* [Aim]
Look through the records below, and copy out every line that holds the string "ridículo".

A block of data
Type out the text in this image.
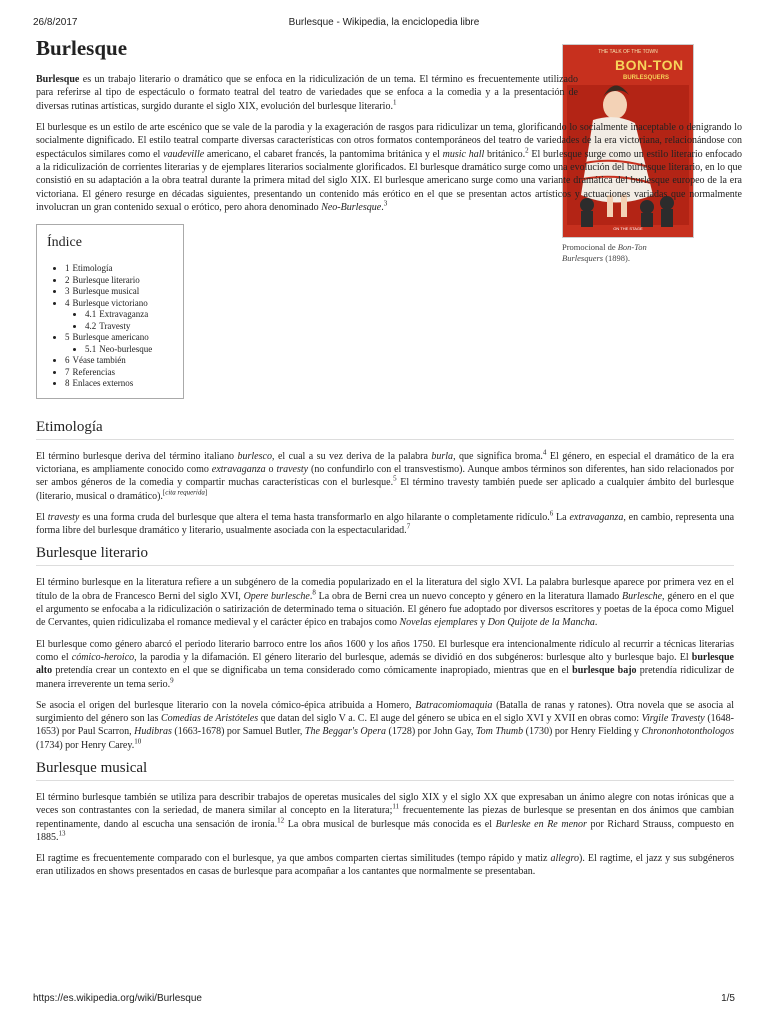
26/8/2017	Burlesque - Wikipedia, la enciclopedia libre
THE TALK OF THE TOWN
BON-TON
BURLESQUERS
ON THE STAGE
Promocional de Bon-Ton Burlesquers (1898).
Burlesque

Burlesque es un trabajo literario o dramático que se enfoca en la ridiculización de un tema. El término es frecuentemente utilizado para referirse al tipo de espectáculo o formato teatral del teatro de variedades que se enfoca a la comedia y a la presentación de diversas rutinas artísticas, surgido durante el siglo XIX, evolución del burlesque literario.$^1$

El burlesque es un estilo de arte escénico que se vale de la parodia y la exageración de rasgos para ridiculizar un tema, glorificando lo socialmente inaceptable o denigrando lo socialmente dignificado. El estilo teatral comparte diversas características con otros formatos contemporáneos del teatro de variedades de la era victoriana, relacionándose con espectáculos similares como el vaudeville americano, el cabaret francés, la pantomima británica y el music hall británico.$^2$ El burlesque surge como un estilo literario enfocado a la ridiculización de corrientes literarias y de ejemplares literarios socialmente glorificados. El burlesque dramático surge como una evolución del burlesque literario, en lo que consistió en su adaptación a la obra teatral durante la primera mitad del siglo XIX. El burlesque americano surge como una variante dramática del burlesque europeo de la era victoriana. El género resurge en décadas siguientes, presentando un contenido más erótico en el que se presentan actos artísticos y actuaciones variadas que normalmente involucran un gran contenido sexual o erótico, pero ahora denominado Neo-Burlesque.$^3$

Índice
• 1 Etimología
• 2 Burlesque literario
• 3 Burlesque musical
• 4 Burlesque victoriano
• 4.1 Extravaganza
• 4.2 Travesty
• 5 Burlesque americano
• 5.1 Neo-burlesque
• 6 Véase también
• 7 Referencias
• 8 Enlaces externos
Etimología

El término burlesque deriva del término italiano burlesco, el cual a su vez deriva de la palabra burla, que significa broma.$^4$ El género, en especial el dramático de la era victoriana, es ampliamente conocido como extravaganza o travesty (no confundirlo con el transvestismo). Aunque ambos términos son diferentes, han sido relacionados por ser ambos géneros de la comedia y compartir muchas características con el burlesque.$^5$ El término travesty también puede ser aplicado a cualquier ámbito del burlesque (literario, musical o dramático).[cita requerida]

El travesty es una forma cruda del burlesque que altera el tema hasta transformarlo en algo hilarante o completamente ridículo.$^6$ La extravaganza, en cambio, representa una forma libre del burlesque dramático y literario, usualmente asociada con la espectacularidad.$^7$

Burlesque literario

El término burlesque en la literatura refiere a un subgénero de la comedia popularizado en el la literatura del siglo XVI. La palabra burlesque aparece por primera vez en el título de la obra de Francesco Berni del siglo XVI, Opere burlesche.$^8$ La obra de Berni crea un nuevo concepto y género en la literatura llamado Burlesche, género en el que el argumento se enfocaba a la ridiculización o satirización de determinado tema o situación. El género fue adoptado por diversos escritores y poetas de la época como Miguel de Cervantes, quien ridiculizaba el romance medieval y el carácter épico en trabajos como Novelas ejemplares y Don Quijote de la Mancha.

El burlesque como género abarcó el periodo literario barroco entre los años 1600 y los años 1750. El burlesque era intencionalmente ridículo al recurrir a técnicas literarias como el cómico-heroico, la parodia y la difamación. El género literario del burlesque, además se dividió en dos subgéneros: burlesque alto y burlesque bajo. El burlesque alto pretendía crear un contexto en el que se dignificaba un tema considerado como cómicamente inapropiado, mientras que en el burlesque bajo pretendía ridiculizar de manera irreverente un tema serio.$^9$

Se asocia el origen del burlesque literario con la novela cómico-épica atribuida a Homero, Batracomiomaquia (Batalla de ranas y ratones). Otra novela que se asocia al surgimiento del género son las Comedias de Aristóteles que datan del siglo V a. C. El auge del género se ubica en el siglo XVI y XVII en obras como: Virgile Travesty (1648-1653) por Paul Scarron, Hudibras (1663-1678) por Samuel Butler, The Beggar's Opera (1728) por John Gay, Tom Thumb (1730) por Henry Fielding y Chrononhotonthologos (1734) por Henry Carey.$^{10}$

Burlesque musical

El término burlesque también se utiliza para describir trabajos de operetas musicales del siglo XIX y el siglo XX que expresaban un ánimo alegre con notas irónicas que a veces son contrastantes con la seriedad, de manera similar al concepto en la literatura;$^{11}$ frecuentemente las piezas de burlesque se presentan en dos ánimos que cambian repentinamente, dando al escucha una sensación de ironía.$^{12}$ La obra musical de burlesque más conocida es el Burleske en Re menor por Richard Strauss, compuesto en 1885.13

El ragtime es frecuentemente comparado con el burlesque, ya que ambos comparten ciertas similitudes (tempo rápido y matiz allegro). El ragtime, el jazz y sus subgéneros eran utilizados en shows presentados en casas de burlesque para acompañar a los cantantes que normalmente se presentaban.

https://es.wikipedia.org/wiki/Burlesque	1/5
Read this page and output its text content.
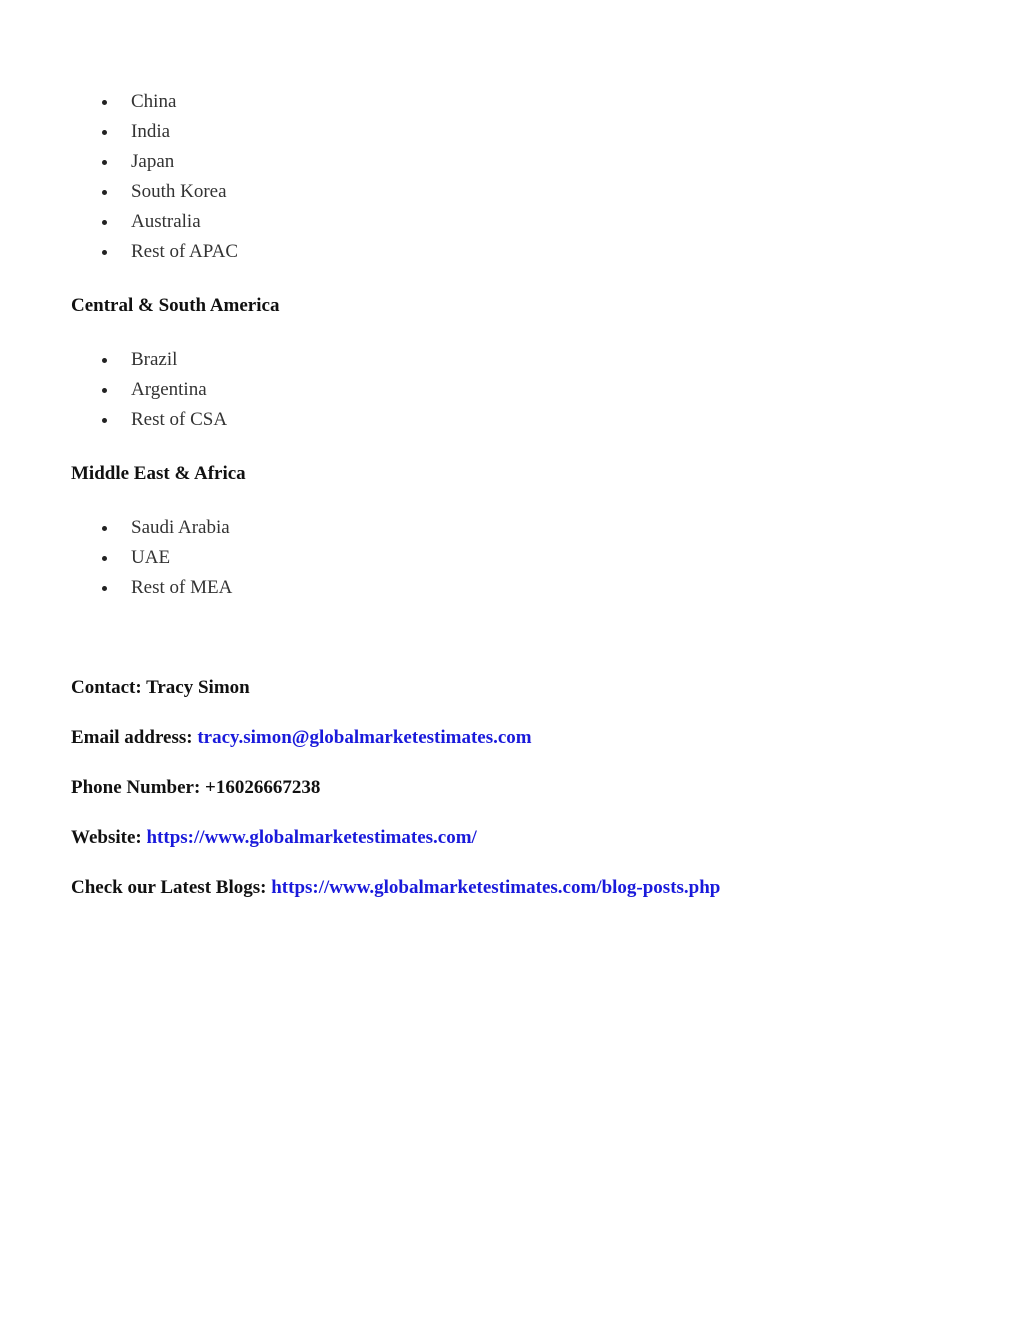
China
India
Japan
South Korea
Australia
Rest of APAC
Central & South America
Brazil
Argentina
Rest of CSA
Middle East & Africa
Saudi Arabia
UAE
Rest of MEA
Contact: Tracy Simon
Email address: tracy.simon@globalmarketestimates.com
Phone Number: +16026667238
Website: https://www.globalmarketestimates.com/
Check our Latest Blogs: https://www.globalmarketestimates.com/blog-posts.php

* [Complete output]
El travesty es una forma cruda del burlesque que altera el tema hasta transformarlo en algo hilarante o completamente ridículo.$^6$ La extravaganza, en cambio, representa una forma libre del burlesque dramático y literario, usualmente asociada con la espectacularidad.$^7$
El burlesque como género abarcó el periodo literario barroco entre los años 1600 y los años 1750. El burlesque era intencionalmente ridículo al recurrir a técnicas literarias como el cómico-heroico, la parodia y la difamación. El género literario del burlesque, además se dividió en dos subgéneros: burlesque alto y burlesque bajo. El burlesque alto pretendía crear un contexto en el que se dignificaba un tema considerado como cómicamente inapropiado, mientras que en el burlesque bajo pretendía ridiculizar de manera irreverente un tema serio.$^9$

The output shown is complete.